───── Quoted text ─────

Advanced Computer Architecture

🥸Advanced Computer Architecture Unit 1 – Intro to Advanced Computer Architecture

Advanced Computer Architecture explores the design and optimization of computer systems, focusing on processor design, memory hierarchy, and parallel processing techniques. It delves into instruction set architectures, pipelining, and cache organization to enhance performance and efficiency. This field examines how to maximize instruction-level parallelism, implement multi-core architectures, and evaluate system performance. It also considers the impact of technology trends on computer design, balancing performance, power consumption, and reliability in modern systems.

───── Given material ─────

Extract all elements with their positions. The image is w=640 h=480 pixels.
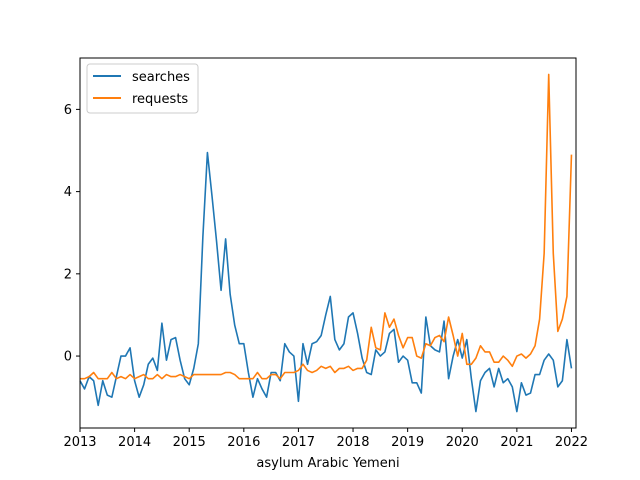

─────

### [Task prompt]
Output the stretch of the computer architecture overview from "Advanced Computer Architecture explores" through "in modern systems.", copied word for word. The lines that come after the architecture overview are separate material.

### [Written solution]
Advanced Computer Architecture explores the design and optimization of computer systems, focusing on processor design, memory hierarchy, and parallel processing techniques. It delves into instruction set architectures, pipelining, and cache organization to enhance performance and efficiency. This field examines how to maximize instruction-level parallelism, implement multi-core architectures, and evaluate system performance. It also considers the impact of technology trends on computer design, balancing performance, power consumption, and reliability in modern systems.